ACTION ITEM: Repeat back the listing below, word for word and in full.
━━━━━ EXTRACTED DATA ━━━━━
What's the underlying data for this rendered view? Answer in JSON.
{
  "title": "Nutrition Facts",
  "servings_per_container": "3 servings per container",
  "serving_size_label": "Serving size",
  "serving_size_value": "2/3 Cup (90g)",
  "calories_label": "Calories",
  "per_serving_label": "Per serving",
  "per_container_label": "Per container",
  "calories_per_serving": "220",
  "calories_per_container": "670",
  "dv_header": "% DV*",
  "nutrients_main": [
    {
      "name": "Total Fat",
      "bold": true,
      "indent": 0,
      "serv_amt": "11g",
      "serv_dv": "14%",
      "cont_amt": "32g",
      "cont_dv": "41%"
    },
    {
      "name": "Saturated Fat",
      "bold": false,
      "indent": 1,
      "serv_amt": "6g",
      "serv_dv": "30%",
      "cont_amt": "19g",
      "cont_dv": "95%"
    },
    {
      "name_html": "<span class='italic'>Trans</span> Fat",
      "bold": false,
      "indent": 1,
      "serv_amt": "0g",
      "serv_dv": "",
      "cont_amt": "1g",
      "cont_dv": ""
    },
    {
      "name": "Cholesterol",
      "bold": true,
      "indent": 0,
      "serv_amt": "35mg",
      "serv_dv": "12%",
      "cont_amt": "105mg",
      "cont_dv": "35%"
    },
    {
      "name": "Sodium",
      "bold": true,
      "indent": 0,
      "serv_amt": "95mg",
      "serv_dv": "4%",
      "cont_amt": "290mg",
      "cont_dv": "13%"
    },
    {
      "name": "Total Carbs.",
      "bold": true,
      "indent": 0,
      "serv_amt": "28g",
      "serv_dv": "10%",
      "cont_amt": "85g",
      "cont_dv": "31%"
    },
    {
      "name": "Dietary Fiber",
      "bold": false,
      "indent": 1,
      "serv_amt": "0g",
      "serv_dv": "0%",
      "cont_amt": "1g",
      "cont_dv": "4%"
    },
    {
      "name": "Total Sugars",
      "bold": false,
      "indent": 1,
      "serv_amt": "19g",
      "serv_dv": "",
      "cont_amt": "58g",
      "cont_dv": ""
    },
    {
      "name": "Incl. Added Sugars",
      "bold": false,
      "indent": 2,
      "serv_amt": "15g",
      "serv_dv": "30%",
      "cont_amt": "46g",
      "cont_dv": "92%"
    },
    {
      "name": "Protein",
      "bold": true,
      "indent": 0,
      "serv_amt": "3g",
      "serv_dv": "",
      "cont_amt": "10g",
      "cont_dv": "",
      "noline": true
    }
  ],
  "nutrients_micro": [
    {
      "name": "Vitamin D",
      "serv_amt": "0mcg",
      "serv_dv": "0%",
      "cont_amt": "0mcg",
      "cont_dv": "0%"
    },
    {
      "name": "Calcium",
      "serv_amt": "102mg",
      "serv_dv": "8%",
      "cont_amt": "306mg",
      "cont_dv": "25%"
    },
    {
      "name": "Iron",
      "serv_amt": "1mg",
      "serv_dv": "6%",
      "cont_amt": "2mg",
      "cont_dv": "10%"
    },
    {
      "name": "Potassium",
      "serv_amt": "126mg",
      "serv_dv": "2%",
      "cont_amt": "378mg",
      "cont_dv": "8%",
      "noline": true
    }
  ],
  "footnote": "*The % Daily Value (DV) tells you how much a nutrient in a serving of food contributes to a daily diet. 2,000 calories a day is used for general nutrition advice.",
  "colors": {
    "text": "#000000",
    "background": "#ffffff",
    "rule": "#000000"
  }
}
━━━━━
OUTPUT FOR THIS EXERCISE:
What's the underlying data for this rendered view? Answer in JSON.
{
  "title": "Nutrition Facts",
  "servings_per_container": "3 servings per container",
  "serving_size_label": "Serving size",
  "serving_size_value": "2/3 Cup (90g)",
  "calories_label": "Calories",
  "per_serving_label": "Per serving",
  "per_container_label": "Per container",
  "calories_per_serving": "220",
  "calories_per_container": "670",
  "dv_header": "% DV*",
  "nutrients_main": [
    {
      "name": "Total Fat",
      "bold": true,
      "indent": 0,
      "serv_amt": "11g",
      "serv_dv": "14%",
      "cont_amt": "32g",
      "cont_dv": "41%"
    },
    {
      "name": "Saturated Fat",
      "bold": false,
      "indent": 1,
      "serv_amt": "6g",
      "serv_dv": "30%",
      "cont_amt": "19g",
      "cont_dv": "95%"
    },
    {
      "name_html": "<span class='italic'>Trans</span> Fat",
      "bold": false,
      "indent": 1,
      "serv_amt": "0g",
      "serv_dv": "",
      "cont_amt": "1g",
      "cont_dv": ""
    },
    {
      "name": "Cholesterol",
      "bold": true,
      "indent": 0,
      "serv_amt": "35mg",
      "serv_dv": "12%",
      "cont_amt": "105mg",
      "cont_dv": "35%"
    },
    {
      "name": "Sodium",
      "bold": true,
      "indent": 0,
      "serv_amt": "95mg",
      "serv_dv": "4%",
      "cont_amt": "290mg",
      "cont_dv": "13%"
    },
    {
      "name": "Total Carbs.",
      "bold": true,
      "indent": 0,
      "serv_amt": "28g",
      "serv_dv": "10%",
      "cont_amt": "85g",
      "cont_dv": "31%"
    },
    {
      "name": "Dietary Fiber",
      "bold": false,
      "indent": 1,
      "serv_amt": "0g",
      "serv_dv": "0%",
      "cont_amt": "1g",
      "cont_dv": "4%"
    },
    {
      "name": "Total Sugars",
      "bold": false,
      "indent": 1,
      "serv_amt": "19g",
      "serv_dv": "",
      "cont_amt": "58g",
      "cont_dv": ""
    },
    {
      "name": "Incl. Added Sugars",
      "bold": false,
      "indent": 2,
      "serv_amt": "15g",
      "serv_dv": "30%",
      "cont_amt": "46g",
      "cont_dv": "92%"
    },
    {
      "name": "Protein",
      "bold": true,
      "indent": 0,
      "serv_amt": "3g",
      "serv_dv": "",
      "cont_amt": "10g",
      "cont_dv": "",
      "noline": true
    }
  ],
  "nutrients_micro": [
    {
      "name": "Vitamin D",
      "serv_amt": "0mcg",
      "serv_dv": "0%",
      "cont_amt": "0mcg",
      "cont_dv": "0%"
    },
    {
      "name": "Calcium",
      "serv_amt": "102mg",
      "serv_dv": "8%",
      "cont_amt": "306mg",
      "cont_dv": "25%"
    },
    {
      "name": "Iron",
      "serv_amt": "1mg",
      "serv_dv": "6%",
      "cont_amt": "2mg",
      "cont_dv": "10%"
    },
    {
      "name": "Potassium",
      "serv_amt": "126mg",
      "serv_dv": "2%",
      "cont_amt": "378mg",
      "cont_dv": "8%",
      "noline": true
    }
  ],
  "footnote": "*The % Daily Value (DV) tells you how much a nutrient in a serving of food contributes to a daily diet. 2,000 calories a day is used for general nutrition advice.",
  "colors": {
    "text": "#000000",
    "background": "#ffffff",
    "rule": "#000000"
  }
}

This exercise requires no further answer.